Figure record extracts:
BEGIN

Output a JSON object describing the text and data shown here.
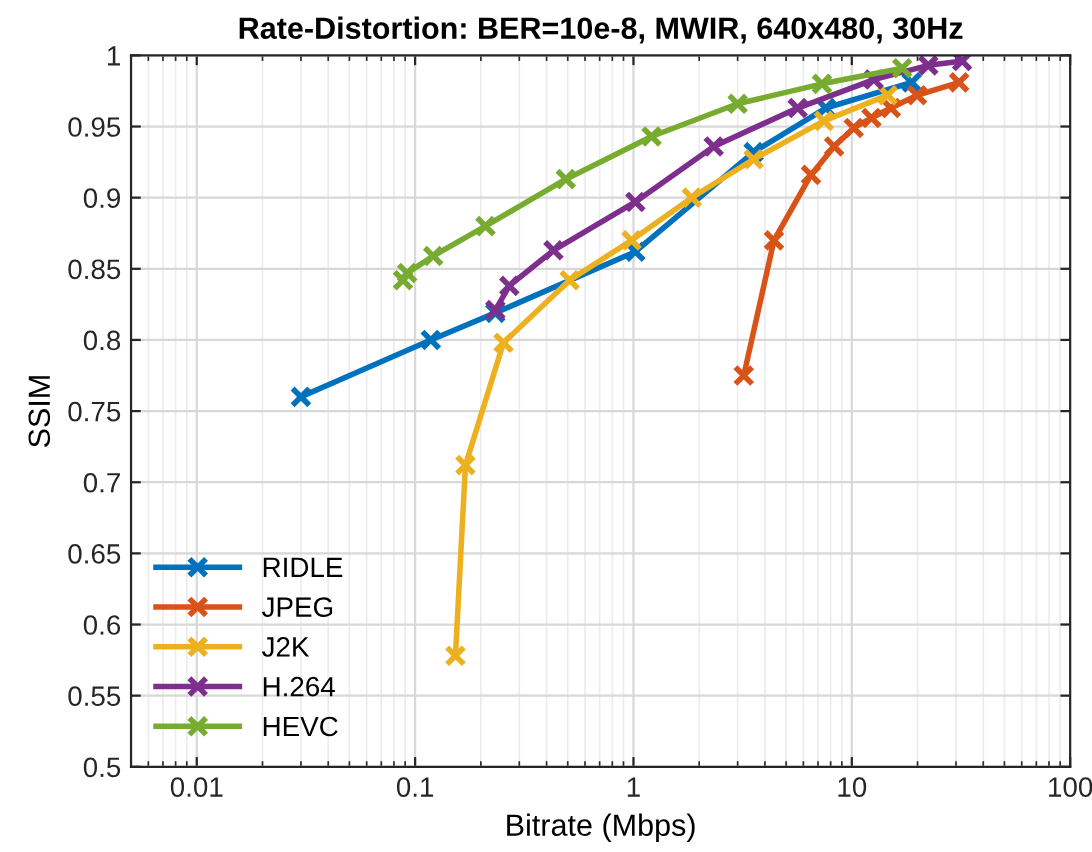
{
  "chart_data": {
    "type": "line",
    "title": "Rate-Distortion: BER=10e-8, MWIR, 640x480, 30Hz",
    "xlabel": "Bitrate (Mbps)",
    "ylabel": "SSIM",
    "log": "x",
    "xlim": [
      0.005,
      100
    ],
    "xticks": [
      0.01,
      0.1,
      1,
      10,
      100
    ],
    "ylim": [
      0.5,
      1
    ],
    "yticks": [
      0.5,
      0.55,
      0.6,
      0.65,
      0.7,
      0.75,
      0.8,
      0.85,
      0.9,
      0.95,
      1
    ],
    "grid": true,
    "legend": "bottom left",
    "marker": "cross",
    "line_style": "solid",
    "series": [
      {
        "name": "RIDLE",
        "color": "#0072bd",
        "x": [
          0.03,
          0.118,
          0.233,
          1.02,
          3.55,
          7.6,
          18.8
        ],
        "values": [
          0.76,
          0.8,
          0.819,
          0.862,
          0.932,
          0.963,
          0.981
        ]
      },
      {
        "name": "JPEG",
        "color": "#d95319",
        "x": [
          3.2,
          4.4,
          6.5,
          8.3,
          10.2,
          12.3,
          15.1,
          19.9,
          31
        ],
        "values": [
          0.775,
          0.87,
          0.916,
          0.936,
          0.949,
          0.956,
          0.963,
          0.972,
          0.981
        ]
      },
      {
        "name": "J2K",
        "color": "#edb120",
        "x": [
          0.153,
          0.17,
          0.254,
          0.51,
          0.98,
          1.85,
          3.55,
          7.45,
          14.6
        ],
        "values": [
          0.578,
          0.712,
          0.798,
          0.842,
          0.87,
          0.9,
          0.927,
          0.954,
          0.972
        ]
      },
      {
        "name": "H.264",
        "color": "#7e2f8e",
        "x": [
          0.233,
          0.27,
          0.43,
          1.02,
          2.33,
          5.65,
          12.6,
          22.4,
          32
        ],
        "values": [
          0.821,
          0.838,
          0.863,
          0.897,
          0.936,
          0.963,
          0.983,
          0.993,
          0.996
        ]
      },
      {
        "name": "HEVC",
        "color": "#77ac30",
        "x": [
          0.088,
          0.092,
          0.121,
          0.21,
          0.49,
          1.21,
          3.0,
          7.3,
          17
        ],
        "values": [
          0.842,
          0.847,
          0.859,
          0.88,
          0.913,
          0.943,
          0.966,
          0.98,
          0.991
        ]
      }
    ]
  }
}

END

-- YOUR INSTRUCTIONS --
Check all the records above and select each line where the string "name" is found.

-- EXERCISE RESULT --
        "name": "RIDLE",
        "name": "JPEG",
        "name": "J2K",
        "name": "H.264",
        "name": "HEVC",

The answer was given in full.